[BEGIN Entries]

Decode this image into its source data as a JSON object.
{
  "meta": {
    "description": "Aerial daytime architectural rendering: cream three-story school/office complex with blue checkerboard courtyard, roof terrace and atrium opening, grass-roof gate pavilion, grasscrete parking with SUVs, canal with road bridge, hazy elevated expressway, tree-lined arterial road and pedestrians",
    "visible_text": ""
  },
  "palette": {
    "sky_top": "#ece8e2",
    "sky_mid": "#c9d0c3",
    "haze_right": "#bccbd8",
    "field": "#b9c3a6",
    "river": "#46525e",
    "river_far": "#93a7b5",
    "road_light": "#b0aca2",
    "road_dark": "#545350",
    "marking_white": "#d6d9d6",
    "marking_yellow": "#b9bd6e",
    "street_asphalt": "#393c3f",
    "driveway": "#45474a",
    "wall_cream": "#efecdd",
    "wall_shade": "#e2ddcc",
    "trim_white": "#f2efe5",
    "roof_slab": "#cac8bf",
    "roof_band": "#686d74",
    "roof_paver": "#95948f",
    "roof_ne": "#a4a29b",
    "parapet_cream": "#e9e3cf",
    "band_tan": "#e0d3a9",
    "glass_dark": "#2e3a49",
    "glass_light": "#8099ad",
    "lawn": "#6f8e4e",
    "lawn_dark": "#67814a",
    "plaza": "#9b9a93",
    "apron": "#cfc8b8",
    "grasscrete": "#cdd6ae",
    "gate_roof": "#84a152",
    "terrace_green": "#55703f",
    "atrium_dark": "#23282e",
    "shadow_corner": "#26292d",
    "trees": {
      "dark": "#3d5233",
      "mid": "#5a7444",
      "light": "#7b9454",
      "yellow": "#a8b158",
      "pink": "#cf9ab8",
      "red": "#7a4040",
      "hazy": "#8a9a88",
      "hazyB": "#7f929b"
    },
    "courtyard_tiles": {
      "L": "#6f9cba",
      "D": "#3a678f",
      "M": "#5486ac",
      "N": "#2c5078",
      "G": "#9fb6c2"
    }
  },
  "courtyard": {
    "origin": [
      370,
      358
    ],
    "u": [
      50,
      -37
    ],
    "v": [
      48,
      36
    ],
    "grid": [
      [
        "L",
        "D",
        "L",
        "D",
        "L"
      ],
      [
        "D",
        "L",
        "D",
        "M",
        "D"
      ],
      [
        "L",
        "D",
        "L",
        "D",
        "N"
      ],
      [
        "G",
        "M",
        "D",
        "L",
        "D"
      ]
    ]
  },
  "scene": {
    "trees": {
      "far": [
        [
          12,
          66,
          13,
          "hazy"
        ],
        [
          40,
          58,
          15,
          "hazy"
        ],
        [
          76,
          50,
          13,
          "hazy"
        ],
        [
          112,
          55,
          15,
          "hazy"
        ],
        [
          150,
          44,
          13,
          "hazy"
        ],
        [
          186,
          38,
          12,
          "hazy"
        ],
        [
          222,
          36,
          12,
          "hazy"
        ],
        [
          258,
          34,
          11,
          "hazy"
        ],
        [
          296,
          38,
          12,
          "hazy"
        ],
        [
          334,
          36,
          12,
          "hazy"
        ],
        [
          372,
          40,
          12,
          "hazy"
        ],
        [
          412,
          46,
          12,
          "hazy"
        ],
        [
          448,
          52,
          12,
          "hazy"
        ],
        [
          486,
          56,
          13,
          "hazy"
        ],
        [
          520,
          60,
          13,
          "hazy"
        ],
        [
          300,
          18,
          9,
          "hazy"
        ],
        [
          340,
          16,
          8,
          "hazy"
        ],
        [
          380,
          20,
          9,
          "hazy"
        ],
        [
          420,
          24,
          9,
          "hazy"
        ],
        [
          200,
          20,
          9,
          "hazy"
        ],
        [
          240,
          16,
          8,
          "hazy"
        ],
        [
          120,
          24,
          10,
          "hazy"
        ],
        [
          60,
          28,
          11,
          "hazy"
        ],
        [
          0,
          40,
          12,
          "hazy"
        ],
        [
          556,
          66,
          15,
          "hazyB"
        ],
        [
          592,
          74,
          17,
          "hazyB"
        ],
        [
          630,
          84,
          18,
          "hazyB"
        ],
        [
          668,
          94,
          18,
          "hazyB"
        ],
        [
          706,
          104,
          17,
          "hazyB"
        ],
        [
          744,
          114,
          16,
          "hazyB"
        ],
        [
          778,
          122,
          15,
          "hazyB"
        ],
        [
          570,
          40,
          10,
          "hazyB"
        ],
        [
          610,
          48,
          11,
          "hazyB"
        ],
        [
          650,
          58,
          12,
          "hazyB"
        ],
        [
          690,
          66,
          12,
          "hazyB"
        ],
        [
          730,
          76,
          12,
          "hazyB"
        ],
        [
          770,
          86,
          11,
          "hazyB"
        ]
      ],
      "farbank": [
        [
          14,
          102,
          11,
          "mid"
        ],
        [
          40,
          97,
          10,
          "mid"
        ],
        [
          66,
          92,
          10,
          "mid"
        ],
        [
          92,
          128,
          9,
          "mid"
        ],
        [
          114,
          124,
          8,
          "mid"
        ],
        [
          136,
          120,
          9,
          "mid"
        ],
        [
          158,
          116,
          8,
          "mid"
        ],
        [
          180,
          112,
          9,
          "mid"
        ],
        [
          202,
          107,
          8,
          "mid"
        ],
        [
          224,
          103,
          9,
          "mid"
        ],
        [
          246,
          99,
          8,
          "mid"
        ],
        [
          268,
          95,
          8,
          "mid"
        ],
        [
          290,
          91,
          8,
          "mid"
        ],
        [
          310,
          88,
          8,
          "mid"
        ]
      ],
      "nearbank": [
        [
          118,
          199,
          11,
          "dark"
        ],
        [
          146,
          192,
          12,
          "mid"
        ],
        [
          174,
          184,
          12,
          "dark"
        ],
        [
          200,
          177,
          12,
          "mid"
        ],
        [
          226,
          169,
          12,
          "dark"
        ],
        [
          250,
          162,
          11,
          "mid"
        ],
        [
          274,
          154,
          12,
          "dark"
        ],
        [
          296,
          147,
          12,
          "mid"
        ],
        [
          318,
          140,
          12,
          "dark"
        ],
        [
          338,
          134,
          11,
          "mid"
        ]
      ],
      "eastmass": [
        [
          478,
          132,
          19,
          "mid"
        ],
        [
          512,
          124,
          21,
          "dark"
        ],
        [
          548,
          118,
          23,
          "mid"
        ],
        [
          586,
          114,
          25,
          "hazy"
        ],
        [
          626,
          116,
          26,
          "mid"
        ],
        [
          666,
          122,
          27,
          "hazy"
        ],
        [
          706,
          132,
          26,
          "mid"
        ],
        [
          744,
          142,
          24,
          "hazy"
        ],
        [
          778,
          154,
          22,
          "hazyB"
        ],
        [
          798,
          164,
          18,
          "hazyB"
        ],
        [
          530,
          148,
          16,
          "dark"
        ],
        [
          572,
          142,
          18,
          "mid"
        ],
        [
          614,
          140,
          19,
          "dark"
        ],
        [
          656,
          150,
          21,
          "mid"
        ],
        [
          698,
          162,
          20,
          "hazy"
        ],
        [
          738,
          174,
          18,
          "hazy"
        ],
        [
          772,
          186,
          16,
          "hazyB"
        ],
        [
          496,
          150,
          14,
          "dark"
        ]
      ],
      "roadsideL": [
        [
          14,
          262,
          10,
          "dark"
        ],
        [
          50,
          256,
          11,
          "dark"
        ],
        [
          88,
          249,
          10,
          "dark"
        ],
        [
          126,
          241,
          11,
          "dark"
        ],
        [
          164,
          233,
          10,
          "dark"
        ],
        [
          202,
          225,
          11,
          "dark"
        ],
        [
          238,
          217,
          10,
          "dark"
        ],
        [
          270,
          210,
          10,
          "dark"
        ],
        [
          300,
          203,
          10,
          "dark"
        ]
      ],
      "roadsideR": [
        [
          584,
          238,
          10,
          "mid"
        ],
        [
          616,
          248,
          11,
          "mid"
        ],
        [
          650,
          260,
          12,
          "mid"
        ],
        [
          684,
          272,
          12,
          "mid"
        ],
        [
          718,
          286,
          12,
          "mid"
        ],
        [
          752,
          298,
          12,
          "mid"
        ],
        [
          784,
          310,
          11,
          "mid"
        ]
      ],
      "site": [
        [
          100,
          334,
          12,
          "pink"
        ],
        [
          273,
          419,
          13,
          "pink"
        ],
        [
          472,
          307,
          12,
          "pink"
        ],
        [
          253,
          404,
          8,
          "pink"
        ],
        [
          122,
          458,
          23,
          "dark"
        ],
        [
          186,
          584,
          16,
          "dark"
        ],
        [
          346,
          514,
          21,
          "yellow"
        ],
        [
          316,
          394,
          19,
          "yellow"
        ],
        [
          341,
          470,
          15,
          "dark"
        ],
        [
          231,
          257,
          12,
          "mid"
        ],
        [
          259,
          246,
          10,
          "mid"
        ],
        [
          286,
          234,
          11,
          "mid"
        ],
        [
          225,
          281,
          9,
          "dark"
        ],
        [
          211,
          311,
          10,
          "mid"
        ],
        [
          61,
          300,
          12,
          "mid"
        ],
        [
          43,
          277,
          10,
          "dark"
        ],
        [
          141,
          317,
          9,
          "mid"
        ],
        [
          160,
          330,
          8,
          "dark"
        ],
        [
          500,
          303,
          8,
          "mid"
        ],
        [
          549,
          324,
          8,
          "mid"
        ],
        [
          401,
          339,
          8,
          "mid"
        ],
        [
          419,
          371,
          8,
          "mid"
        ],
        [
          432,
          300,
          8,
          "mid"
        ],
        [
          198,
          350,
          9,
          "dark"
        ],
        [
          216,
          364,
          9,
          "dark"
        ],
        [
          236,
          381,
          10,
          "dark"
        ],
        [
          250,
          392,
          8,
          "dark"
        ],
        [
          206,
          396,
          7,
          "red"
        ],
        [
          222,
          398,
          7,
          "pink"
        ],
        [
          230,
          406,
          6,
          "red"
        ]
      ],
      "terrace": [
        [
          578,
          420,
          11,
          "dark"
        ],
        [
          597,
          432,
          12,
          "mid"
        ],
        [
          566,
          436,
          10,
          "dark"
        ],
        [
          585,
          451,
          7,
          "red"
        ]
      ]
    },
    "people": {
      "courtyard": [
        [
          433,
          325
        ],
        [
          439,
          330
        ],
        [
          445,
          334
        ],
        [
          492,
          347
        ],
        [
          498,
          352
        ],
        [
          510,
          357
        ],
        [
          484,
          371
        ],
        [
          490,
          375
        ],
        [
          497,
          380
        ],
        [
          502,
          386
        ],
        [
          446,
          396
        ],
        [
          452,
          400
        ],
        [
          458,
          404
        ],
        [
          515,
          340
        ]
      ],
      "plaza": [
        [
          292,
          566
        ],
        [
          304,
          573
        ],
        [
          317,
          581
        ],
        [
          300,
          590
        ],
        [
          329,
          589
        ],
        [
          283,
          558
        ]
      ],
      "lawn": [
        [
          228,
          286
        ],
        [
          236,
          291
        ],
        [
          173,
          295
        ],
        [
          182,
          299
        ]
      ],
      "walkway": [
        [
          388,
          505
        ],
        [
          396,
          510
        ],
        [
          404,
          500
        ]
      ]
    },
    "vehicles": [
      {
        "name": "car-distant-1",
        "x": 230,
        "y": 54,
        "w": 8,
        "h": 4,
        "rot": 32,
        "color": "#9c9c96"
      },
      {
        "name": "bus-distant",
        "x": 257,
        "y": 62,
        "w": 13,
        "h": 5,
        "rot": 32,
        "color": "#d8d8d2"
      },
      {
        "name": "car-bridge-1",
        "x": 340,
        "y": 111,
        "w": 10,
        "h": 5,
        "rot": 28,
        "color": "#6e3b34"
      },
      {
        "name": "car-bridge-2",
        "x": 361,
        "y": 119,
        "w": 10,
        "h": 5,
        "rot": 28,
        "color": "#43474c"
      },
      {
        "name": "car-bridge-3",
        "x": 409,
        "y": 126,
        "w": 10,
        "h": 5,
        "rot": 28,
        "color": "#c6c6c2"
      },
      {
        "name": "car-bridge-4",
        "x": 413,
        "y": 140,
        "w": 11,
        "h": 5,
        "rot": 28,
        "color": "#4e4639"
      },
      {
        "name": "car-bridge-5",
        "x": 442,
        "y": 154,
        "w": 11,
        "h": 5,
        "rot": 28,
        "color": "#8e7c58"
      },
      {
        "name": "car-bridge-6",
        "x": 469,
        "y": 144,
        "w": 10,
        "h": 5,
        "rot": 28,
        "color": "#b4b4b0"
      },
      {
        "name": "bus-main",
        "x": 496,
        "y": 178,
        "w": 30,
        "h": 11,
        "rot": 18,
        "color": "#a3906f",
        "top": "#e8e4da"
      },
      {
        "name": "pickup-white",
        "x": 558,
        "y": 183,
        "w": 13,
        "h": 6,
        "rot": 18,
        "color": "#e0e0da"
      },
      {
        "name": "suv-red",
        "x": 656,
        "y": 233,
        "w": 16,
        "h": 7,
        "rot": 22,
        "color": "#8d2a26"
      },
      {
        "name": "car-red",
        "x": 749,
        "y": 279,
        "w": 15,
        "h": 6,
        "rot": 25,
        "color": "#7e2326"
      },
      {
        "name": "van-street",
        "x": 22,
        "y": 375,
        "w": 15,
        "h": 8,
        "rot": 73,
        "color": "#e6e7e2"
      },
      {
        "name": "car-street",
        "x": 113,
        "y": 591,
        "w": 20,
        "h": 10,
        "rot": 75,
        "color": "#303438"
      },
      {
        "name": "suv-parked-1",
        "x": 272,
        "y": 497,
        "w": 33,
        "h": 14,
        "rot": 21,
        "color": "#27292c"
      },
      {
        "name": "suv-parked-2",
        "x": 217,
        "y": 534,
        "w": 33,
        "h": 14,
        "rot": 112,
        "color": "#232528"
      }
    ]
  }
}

[END Entries]

## Required work
For the entries above, state how many lines contain the word "grasscrete". Provide the number by itself.

## Exercise answer
2